* START *

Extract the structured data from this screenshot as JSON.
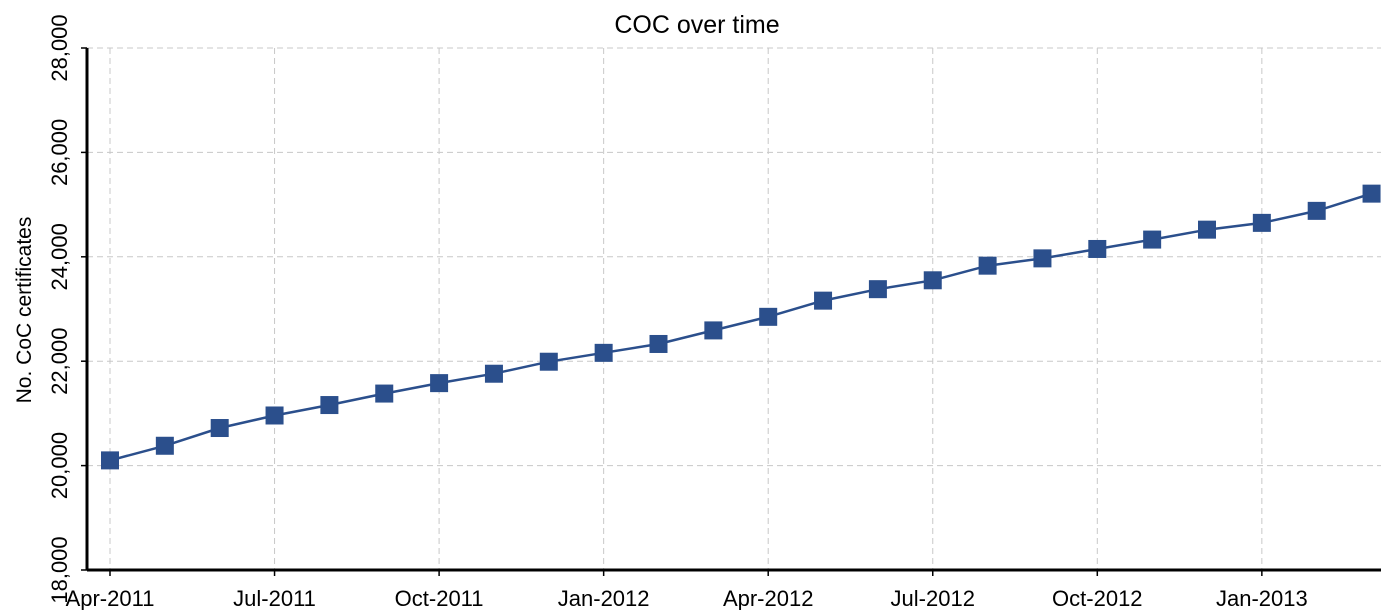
{
  "chart_data": {
    "type": "line",
    "title": "COC over time",
    "xlabel": "",
    "ylabel": "No. CoC certificates",
    "x": [
      "Apr-2011",
      "May-2011",
      "Jun-2011",
      "Jul-2011",
      "Aug-2011",
      "Sep-2011",
      "Oct-2011",
      "Nov-2011",
      "Dec-2011",
      "Jan-2012",
      "Feb-2012",
      "Mar-2012",
      "Apr-2012",
      "May-2012",
      "Jun-2012",
      "Jul-2012",
      "Aug-2012",
      "Sep-2012",
      "Oct-2012",
      "Nov-2012",
      "Dec-2012",
      "Jan-2013",
      "Feb-2013",
      "Mar-2013"
    ],
    "x_tick_labels": [
      "Apr-2011",
      "Jul-2011",
      "Oct-2011",
      "Jan-2012",
      "Apr-2012",
      "Jul-2012",
      "Oct-2012",
      "Jan-2013"
    ],
    "y_tick_labels": [
      "18,000",
      "20,000",
      "22,000",
      "24,000",
      "26,000",
      "28,000"
    ],
    "y_ticks": [
      18000,
      20000,
      22000,
      24000,
      26000,
      28000
    ],
    "ylim": [
      18000,
      28000
    ],
    "grid": true,
    "series": [
      {
        "values": [
          20100,
          20380,
          20720,
          20960,
          21160,
          21380,
          21580,
          21760,
          21990,
          22160,
          22330,
          22590,
          22850,
          23160,
          23380,
          23550,
          23830,
          23970,
          24150,
          24330,
          24520,
          24650,
          24880,
          25210
        ],
        "color": "#2b4f8c",
        "marker": "square"
      }
    ]
  }
}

* END *

What is needed
Write out all the entries exactly, except for the pictures.

Task response
Extract the structured data from this screenshot as JSON.
{
  "chart_data": {
    "type": "line",
    "title": "COC over time",
    "xlabel": "",
    "ylabel": "No. CoC certificates",
    "x": [
      "Apr-2011",
      "May-2011",
      "Jun-2011",
      "Jul-2011",
      "Aug-2011",
      "Sep-2011",
      "Oct-2011",
      "Nov-2011",
      "Dec-2011",
      "Jan-2012",
      "Feb-2012",
      "Mar-2012",
      "Apr-2012",
      "May-2012",
      "Jun-2012",
      "Jul-2012",
      "Aug-2012",
      "Sep-2012",
      "Oct-2012",
      "Nov-2012",
      "Dec-2012",
      "Jan-2013",
      "Feb-2013",
      "Mar-2013"
    ],
    "x_tick_labels": [
      "Apr-2011",
      "Jul-2011",
      "Oct-2011",
      "Jan-2012",
      "Apr-2012",
      "Jul-2012",
      "Oct-2012",
      "Jan-2013"
    ],
    "y_tick_labels": [
      "18,000",
      "20,000",
      "22,000",
      "24,000",
      "26,000",
      "28,000"
    ],
    "y_ticks": [
      18000,
      20000,
      22000,
      24000,
      26000,
      28000
    ],
    "ylim": [
      18000,
      28000
    ],
    "grid": true,
    "series": [
      {
        "values": [
          20100,
          20380,
          20720,
          20960,
          21160,
          21380,
          21580,
          21760,
          21990,
          22160,
          22330,
          22590,
          22850,
          23160,
          23380,
          23550,
          23830,
          23970,
          24150,
          24330,
          24520,
          24650,
          24880,
          25210
        ],
        "color": "#2b4f8c",
        "marker": "square"
      }
    ]
  }
}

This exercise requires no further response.